→ LIST OF TASKS
1. Sum up the forum thread about tree baubles in two sentences.
2. Duplicate the section of the forum thread about tree baubles that begins with the words containing "Madhatterhouse · 01/12/2019" and ends with "Ex gets dumped.".
3. Go on with the forum thread about tree baubles, picking up right after its final sentence.

→ TEXT
—————
I don’t buy all new every year though.

Madhatterhouse · 01/12/2019 15:14

“Special baubles” is even worse!

strawberry2017 · 01/12/2019 15:15

I actually think it's really lovely that you suggested it and I think she's been mega selfish not considering how nice it would be for him to have his DD memories and decorations on the tree. It's like she's trying to forget his first life happened.
I think it was really kind that you offered to share them, knowing they are both of yours. Some people wouldn't do that.
If she keeps pushing things away that are important to him he's going to end up resenting her.
Keep being the bigger person OP, your daughter will appreciate it x

fallfallfall · 01/12/2019 15:15

The OW sounds insecure. An argument over tree deco suggests the relationship won’t last. Don’t send any of your dd’s stuff there it will get turfed when the Ex gets dumped.

Lollypalooza · 01/12/2019 15:16

MyNewBearTotoro and others; that isn’t the way it’s beem explained though. He said “I mentioned the baubles to DP and she’s not keen”. He could’ve said “I’ve mentioned the baubles to DP but her DD1 and DD2 don’t really have any personal ones so best to keep our DD’s ones at your place”. Or “I’ve mentioned the baubles to DP but she always has a blue and silver theme so don’t think they’ll match”.
—————
(Records taken from a dataset)

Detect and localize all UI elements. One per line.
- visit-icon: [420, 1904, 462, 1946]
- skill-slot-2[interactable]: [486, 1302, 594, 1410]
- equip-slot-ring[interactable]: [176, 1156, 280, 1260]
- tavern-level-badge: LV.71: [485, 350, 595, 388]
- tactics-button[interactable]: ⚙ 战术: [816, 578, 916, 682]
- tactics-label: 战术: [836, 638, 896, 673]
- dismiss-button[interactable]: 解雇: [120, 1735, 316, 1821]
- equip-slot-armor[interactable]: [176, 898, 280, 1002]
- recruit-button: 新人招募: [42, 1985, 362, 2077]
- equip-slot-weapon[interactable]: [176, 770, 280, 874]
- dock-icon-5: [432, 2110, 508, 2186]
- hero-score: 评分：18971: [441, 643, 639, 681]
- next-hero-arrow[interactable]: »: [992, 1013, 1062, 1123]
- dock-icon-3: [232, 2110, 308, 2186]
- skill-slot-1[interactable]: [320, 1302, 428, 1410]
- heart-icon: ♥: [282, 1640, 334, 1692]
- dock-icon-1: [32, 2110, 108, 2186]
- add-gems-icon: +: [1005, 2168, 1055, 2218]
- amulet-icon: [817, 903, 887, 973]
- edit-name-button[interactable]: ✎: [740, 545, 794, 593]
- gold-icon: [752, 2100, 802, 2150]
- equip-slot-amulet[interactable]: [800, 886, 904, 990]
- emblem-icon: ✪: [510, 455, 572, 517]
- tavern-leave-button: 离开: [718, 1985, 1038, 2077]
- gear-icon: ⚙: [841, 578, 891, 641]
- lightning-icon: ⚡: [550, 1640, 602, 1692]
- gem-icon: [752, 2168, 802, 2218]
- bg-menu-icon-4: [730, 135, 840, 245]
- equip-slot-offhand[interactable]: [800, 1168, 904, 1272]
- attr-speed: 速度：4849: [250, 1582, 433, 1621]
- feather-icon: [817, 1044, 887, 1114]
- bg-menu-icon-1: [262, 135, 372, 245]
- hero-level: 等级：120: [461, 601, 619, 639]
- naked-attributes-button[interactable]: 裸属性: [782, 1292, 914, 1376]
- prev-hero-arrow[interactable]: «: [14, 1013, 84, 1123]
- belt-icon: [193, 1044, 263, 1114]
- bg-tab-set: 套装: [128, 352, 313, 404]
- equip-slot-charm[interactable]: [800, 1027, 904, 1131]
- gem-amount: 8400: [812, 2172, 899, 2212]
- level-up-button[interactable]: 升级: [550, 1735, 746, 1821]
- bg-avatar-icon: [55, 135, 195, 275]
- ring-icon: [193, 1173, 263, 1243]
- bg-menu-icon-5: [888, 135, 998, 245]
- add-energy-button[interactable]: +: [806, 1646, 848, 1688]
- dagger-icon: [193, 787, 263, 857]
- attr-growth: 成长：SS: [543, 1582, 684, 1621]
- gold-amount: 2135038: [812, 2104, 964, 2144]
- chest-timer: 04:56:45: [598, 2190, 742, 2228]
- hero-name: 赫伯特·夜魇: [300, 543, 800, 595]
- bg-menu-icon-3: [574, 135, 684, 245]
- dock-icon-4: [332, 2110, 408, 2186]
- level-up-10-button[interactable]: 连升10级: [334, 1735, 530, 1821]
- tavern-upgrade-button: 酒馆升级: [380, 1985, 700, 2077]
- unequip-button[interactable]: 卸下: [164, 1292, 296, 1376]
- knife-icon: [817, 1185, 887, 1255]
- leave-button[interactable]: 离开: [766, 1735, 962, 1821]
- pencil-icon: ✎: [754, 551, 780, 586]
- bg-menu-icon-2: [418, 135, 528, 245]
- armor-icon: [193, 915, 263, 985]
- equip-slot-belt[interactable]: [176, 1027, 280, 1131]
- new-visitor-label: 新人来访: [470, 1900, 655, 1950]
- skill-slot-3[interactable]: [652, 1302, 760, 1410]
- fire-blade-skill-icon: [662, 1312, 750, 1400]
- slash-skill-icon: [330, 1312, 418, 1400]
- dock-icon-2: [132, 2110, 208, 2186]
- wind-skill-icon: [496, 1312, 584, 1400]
—————
→ RESPONSES IN ORDER
1. Posters react to the OP's ex saying his partner is "not keen" on having their daughter's baubles on the tree. One praises the OP for offering to share them and warns that pushing away what matters to him will breed resentment, another calls the partner insecure and advises sending nothing, and a third says he could have explained the refusal in kinder ways.

2.
Madhatterhouse · 01/12/2019 15:14

“Special baubles” is even worse!

strawberry2017 · 01/12/2019 15:15

I actually think it's really lovely that you suggested it and I think she's been mega selfish not considering how nice it would be for him to have his DD memories and decorations on the tree. It's like she's trying to forget his first life happened.
I think it was really kind that you offered to share them, knowing they are both of yours. Some people wouldn't do that.
If she keeps pushing things away that are important to him he's going to end up resenting her.
Keep being the bigger person OP, your daughter will appreciate it x

fallfallfall · 01/12/2019 15:15

The OW sounds insecure. An argument over tree deco suggests the relationship won’t last. Don’t send any of your dd’s stuff there it will get turfed when the Ex gets dumped.

3.
OP posts:
dottiedodah · 01/12/2019 15:17

Is she spending Christmas day with Ex or just some time in the run up ? Either way a few baubles on the tree wont make any difference really.I would try to let it go if you can .She may not want you and Ex to have "chats " about anything unrelated to DD ,possibly due to her own insecurity .As time passes and she realises you are all moving on ,then she may relax a little .No one can undo the past though and you and Ex have history /child together that is a fact!

Sandals19 · 01/12/2019 15:20

so because he failed last Xmas it is OP’s duty to make suggestions on what he & his partner should do at their house this year ? And if they are declined it is the girlfriend’s fault ?

Exactly.

He can't be relied upon to consider anything to make his dd comfortable, welcome included etc at his home. He sounds like he's thoughtless, low effort, flaky, disorganised, easy life ....

So it's unsurprising op has tried to suggest something, she's trying to be a good parent.

And yes, I would never decline a suggestion aimed at making my dps little DD feel at home and important in our home (at least without an explanation/alternative suggestion) so yes, it reflects poorly on her.

category12 · 01/12/2019 15:20

The whateveryouwantotcallherifnotstepmum doesn't owe OP a detailed explanation of her Xmas decorating plans. Most people wouldn't imagine for a moment that saying no to some home-made Xmas decorations would throw someone into a drama that her child is going to be excluded.

ItStartedWithAKiss241 · 01/12/2019 15:22

I wouldn’t want your DD to bring baubles you have chosen for her over to put on my Christmas tree either if I was her step-mum.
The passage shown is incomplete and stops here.